_What the exercise asks_:
Restate each entry word for word, leaving nothing out.

_Listed entries_:
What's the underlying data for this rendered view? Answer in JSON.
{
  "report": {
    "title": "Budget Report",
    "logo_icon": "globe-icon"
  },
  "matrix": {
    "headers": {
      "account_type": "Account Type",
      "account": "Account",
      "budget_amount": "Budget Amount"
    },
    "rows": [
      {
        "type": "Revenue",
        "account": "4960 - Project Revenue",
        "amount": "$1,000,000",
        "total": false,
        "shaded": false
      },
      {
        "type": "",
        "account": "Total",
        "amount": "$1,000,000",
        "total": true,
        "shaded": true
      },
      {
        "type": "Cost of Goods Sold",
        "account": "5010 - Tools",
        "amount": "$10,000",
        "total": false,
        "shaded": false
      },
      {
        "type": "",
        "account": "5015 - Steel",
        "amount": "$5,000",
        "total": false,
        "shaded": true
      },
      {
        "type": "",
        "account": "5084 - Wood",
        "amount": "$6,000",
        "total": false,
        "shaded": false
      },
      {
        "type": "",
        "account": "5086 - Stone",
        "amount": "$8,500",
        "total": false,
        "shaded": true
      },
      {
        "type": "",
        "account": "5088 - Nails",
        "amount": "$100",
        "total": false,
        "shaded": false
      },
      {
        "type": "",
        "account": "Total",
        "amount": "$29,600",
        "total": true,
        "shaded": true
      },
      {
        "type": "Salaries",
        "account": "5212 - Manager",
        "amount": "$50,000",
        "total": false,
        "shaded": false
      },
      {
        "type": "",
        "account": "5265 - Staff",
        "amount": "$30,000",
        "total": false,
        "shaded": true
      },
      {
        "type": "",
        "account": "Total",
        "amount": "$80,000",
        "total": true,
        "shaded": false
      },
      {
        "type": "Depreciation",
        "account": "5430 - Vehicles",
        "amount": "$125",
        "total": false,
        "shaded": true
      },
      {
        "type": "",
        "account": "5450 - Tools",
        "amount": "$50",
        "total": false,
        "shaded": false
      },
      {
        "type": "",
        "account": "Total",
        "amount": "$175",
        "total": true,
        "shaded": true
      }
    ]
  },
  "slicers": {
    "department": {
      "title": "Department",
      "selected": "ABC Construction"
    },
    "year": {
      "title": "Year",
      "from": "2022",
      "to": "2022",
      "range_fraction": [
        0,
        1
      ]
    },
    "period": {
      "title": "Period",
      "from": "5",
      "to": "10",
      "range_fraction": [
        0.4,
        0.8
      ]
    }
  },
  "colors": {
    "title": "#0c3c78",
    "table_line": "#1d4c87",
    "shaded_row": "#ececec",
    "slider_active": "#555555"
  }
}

_Result_:
What's the underlying data for this rendered view? Answer in JSON.
{
  "report": {
    "title": "Budget Report",
    "logo_icon": "globe-icon"
  },
  "matrix": {
    "headers": {
      "account_type": "Account Type",
      "account": "Account",
      "budget_amount": "Budget Amount"
    },
    "rows": [
      {
        "type": "Revenue",
        "account": "4960 - Project Revenue",
        "amount": "$1,000,000",
        "total": false,
        "shaded": false
      },
      {
        "type": "",
        "account": "Total",
        "amount": "$1,000,000",
        "total": true,
        "shaded": true
      },
      {
        "type": "Cost of Goods Sold",
        "account": "5010 - Tools",
        "amount": "$10,000",
        "total": false,
        "shaded": false
      },
      {
        "type": "",
        "account": "5015 - Steel",
        "amount": "$5,000",
        "total": false,
        "shaded": true
      },
      {
        "type": "",
        "account": "5084 - Wood",
        "amount": "$6,000",
        "total": false,
        "shaded": false
      },
      {
        "type": "",
        "account": "5086 - Stone",
        "amount": "$8,500",
        "total": false,
        "shaded": true
      },
      {
        "type": "",
        "account": "5088 - Nails",
        "amount": "$100",
        "total": false,
        "shaded": false
      },
      {
        "type": "",
        "account": "Total",
        "amount": "$29,600",
        "total": true,
        "shaded": true
      },
      {
        "type": "Salaries",
        "account": "5212 - Manager",
        "amount": "$50,000",
        "total": false,
        "shaded": false
      },
      {
        "type": "",
        "account": "5265 - Staff",
        "amount": "$30,000",
        "total": false,
        "shaded": true
      },
      {
        "type": "",
        "account": "Total",
        "amount": "$80,000",
        "total": true,
        "shaded": false
      },
      {
        "type": "Depreciation",
        "account": "5430 - Vehicles",
        "amount": "$125",
        "total": false,
        "shaded": true
      },
      {
        "type": "",
        "account": "5450 - Tools",
        "amount": "$50",
        "total": false,
        "shaded": false
      },
      {
        "type": "",
        "account": "Total",
        "amount": "$175",
        "total": true,
        "shaded": true
      }
    ]
  },
  "slicers": {
    "department": {
      "title": "Department",
      "selected": "ABC Construction"
    },
    "year": {
      "title": "Year",
      "from": "2022",
      "to": "2022",
      "range_fraction": [
        0,
        1
      ]
    },
    "period": {
      "title": "Period",
      "from": "5",
      "to": "10",
      "range_fraction": [
        0.4,
        0.8
      ]
    }
  },
  "colors": {
    "title": "#0c3c78",
    "table_line": "#1d4c87",
    "shaded_row": "#ececec",
    "slider_active": "#555555"
  }
}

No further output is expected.